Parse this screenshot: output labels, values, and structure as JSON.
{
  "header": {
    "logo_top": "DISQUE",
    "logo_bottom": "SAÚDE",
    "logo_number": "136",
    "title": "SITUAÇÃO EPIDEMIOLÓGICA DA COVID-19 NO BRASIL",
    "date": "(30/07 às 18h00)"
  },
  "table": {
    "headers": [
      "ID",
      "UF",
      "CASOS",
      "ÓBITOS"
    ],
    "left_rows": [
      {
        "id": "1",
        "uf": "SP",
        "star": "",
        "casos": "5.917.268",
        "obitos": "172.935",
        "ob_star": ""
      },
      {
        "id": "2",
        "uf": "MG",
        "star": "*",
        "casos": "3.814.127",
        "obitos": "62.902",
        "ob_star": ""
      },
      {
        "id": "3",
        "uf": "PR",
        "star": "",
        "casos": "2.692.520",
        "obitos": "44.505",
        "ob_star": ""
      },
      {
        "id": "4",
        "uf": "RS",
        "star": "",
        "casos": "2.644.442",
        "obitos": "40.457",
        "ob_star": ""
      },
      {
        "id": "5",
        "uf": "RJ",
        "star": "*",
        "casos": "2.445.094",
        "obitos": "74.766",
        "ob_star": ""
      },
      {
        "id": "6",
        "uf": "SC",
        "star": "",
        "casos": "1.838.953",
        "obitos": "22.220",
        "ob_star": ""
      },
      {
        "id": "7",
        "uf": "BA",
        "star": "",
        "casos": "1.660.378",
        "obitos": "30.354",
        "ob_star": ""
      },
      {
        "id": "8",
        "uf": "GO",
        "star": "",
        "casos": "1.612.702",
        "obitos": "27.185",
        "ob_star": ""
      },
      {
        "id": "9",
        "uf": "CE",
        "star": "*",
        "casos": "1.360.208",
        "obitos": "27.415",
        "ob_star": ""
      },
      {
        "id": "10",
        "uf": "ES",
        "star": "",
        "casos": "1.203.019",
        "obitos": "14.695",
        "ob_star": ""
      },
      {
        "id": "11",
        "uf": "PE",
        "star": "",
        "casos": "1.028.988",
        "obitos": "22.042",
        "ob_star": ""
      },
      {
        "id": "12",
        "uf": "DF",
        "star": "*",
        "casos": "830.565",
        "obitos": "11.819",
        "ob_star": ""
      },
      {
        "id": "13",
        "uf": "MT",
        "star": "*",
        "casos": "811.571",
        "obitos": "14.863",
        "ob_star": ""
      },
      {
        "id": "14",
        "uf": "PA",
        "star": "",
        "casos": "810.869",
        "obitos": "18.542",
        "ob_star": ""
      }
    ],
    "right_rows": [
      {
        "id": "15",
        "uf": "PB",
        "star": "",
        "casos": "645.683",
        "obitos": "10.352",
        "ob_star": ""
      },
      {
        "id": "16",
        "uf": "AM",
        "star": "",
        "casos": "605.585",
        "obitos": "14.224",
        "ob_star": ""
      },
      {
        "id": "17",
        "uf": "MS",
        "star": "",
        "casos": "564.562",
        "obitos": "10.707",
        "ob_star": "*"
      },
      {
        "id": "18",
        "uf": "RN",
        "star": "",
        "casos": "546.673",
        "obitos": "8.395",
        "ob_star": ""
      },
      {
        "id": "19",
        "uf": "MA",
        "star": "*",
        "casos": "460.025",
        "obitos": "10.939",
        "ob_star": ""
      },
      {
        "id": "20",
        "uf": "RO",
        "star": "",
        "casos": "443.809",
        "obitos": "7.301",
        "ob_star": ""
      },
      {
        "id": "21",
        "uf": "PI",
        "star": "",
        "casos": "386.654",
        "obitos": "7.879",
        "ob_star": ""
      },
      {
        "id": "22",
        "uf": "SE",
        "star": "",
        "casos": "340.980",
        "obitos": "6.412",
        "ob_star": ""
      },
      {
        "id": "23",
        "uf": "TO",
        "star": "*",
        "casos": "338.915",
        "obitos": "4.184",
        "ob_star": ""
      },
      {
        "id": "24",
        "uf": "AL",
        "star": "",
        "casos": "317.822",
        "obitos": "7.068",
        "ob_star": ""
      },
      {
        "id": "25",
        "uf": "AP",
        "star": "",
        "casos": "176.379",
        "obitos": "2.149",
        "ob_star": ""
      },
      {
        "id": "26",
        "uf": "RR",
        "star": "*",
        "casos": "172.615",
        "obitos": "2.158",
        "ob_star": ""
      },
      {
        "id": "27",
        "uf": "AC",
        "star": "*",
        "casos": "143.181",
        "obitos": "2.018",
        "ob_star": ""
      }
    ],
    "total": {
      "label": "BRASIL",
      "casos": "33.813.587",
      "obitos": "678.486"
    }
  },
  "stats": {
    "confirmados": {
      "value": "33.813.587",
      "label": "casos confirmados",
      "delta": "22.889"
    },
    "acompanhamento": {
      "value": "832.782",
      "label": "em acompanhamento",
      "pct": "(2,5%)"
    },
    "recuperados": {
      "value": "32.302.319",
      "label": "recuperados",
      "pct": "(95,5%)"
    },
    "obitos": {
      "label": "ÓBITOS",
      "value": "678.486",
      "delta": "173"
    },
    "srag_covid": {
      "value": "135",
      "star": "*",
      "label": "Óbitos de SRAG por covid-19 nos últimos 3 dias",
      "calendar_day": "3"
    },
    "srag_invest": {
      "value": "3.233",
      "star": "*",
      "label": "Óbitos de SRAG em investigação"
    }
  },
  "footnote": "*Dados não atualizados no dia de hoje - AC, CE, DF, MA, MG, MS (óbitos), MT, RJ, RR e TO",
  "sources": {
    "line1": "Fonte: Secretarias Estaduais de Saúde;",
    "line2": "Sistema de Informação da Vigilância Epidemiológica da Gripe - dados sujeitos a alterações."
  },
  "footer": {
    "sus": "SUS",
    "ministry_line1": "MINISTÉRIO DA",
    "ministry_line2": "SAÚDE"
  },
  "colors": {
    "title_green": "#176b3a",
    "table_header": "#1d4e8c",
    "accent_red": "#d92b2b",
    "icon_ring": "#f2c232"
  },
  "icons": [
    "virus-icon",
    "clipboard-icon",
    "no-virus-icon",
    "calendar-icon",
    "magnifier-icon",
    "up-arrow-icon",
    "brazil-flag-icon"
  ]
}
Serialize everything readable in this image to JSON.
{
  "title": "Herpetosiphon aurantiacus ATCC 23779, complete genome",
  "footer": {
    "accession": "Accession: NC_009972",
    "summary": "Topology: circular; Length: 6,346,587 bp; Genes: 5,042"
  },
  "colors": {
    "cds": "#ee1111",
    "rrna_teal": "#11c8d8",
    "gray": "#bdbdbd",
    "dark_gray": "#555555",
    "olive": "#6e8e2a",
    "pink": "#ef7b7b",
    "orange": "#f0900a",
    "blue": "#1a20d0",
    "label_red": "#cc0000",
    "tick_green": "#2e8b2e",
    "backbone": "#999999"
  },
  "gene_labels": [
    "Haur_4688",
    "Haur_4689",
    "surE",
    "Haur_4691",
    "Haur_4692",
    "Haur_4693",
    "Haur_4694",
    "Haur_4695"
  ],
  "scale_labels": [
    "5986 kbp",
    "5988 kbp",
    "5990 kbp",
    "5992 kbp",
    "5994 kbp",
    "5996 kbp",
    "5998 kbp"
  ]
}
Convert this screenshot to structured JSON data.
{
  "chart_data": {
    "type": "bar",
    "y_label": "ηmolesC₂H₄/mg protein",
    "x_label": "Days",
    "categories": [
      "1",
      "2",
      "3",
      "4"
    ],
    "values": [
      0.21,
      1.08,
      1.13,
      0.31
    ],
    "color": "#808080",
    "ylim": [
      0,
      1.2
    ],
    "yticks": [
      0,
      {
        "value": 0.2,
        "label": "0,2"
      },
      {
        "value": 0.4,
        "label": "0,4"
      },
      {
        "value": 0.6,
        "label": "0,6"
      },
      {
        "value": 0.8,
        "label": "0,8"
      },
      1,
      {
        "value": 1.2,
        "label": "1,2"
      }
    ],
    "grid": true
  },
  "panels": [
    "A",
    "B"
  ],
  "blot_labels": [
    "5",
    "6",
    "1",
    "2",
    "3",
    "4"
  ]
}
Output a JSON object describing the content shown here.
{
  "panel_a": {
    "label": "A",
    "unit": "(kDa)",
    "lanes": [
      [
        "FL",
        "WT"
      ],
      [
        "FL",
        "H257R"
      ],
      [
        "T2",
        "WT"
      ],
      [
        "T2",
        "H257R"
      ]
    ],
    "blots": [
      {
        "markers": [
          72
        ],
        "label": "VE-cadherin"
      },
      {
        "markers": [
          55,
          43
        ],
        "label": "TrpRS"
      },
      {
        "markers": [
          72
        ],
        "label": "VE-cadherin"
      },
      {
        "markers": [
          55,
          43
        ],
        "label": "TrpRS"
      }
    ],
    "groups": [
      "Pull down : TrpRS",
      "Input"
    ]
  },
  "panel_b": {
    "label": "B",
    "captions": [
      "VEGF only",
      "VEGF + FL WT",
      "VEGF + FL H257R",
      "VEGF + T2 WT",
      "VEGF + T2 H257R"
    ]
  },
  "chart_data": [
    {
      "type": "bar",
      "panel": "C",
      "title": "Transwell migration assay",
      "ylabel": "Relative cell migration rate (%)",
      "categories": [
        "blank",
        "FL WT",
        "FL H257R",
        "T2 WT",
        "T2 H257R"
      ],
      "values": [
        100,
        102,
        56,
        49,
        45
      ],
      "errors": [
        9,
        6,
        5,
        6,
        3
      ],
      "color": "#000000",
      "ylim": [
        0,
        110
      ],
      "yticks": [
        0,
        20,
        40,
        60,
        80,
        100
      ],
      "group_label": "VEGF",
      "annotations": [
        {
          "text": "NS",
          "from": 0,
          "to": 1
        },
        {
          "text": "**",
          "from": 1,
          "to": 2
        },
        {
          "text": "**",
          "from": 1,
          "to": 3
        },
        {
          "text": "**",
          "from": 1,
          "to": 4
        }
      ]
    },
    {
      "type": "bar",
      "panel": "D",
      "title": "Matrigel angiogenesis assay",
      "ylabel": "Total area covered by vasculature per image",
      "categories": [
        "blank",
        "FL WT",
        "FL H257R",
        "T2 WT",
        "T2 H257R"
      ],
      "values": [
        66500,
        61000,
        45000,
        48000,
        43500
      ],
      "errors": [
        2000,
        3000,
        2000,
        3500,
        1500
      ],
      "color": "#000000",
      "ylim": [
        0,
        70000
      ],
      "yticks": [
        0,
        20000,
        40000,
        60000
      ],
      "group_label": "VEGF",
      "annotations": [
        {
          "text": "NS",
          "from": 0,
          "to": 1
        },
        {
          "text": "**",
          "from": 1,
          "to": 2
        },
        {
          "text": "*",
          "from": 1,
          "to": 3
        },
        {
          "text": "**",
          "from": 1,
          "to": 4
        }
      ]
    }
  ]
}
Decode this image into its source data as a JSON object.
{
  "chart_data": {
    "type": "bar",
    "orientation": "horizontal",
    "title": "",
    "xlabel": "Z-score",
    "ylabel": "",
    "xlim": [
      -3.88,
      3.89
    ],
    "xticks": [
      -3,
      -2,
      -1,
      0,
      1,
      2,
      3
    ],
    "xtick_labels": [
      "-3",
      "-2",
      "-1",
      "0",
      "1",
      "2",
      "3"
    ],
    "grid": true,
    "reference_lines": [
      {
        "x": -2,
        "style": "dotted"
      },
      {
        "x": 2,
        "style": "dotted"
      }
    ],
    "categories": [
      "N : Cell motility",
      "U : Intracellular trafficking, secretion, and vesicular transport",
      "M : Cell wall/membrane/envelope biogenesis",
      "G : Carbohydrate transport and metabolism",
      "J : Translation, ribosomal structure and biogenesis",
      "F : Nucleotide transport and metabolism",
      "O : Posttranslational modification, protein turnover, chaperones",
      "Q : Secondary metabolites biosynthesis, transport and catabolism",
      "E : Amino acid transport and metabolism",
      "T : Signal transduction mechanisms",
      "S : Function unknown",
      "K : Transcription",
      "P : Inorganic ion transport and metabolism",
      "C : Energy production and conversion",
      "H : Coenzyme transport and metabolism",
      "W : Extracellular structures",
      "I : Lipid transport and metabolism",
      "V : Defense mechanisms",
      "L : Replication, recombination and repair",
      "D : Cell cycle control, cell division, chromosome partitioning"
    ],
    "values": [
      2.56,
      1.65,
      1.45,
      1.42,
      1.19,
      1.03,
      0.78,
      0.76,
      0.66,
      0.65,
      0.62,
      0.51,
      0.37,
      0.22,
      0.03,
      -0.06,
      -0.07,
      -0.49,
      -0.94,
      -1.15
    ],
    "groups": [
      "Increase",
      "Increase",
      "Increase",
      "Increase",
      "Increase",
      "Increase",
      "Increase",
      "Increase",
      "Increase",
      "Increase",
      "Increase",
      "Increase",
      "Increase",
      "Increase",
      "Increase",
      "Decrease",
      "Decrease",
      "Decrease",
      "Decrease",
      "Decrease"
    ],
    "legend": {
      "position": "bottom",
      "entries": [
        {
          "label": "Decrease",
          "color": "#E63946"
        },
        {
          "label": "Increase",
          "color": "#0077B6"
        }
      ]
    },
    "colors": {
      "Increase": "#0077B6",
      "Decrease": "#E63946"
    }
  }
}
- - -
## [Task objective]
Find how many lines of the entries include the word "migration". The number is the entire reply.

## [Worked solution]
2